■ Task:
Check each line of the records below for the word "WOLL" and copy those where it appears.

■ Records shown:
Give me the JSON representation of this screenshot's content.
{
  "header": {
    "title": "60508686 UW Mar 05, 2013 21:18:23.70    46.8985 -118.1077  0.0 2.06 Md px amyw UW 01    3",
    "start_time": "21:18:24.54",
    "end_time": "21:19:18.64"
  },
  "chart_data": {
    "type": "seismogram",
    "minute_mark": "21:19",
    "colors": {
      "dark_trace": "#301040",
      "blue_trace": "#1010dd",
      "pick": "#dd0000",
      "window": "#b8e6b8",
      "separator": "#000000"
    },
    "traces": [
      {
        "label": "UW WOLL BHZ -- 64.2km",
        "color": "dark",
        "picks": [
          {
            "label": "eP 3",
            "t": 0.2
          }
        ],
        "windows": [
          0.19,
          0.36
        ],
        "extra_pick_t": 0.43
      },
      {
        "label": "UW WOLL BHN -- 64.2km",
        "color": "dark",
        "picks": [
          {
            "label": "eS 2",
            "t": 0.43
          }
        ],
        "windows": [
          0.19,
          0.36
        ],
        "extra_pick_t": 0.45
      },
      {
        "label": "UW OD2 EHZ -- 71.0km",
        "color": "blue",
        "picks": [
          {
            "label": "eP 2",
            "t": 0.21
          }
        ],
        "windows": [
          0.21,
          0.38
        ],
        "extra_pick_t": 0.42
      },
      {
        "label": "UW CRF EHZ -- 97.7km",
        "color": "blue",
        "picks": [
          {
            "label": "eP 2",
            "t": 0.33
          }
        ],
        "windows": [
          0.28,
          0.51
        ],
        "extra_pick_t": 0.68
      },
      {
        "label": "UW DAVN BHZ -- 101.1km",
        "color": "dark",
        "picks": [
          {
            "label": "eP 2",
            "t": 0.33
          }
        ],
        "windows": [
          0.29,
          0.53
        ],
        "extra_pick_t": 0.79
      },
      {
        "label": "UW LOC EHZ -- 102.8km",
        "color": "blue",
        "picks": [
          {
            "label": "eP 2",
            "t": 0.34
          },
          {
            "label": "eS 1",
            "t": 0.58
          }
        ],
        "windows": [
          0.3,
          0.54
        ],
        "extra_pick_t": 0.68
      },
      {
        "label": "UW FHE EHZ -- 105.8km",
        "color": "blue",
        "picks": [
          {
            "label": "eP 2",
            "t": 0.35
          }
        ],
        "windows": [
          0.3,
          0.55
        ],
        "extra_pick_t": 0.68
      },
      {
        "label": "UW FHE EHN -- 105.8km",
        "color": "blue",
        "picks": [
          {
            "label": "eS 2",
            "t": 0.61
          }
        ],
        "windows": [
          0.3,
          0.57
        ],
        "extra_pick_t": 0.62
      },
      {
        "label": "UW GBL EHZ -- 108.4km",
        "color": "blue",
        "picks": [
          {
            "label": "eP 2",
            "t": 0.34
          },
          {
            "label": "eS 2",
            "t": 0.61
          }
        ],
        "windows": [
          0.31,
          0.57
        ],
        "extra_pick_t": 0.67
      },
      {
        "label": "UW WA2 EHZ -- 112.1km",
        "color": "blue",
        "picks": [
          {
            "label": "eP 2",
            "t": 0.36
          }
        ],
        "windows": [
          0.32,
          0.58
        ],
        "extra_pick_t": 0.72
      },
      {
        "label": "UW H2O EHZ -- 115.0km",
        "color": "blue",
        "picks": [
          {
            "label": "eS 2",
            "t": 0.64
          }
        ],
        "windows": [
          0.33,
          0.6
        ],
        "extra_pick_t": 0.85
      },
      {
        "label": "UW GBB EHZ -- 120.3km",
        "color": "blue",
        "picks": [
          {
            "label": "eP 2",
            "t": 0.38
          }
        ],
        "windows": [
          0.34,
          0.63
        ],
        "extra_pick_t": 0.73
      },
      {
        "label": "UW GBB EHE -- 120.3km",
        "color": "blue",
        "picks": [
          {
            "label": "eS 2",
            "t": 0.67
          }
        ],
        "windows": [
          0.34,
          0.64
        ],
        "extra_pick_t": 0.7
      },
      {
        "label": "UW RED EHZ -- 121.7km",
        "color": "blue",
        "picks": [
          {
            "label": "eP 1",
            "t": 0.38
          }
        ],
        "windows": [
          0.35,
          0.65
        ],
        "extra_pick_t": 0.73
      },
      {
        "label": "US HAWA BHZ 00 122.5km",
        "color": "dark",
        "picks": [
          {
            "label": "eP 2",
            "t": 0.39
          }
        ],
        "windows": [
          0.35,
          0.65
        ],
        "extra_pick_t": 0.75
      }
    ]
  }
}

■ Reply to the exercise:
        "label": "UW WOLL BHZ -- 64.2km",
        "label": "UW WOLL BHN -- 64.2km",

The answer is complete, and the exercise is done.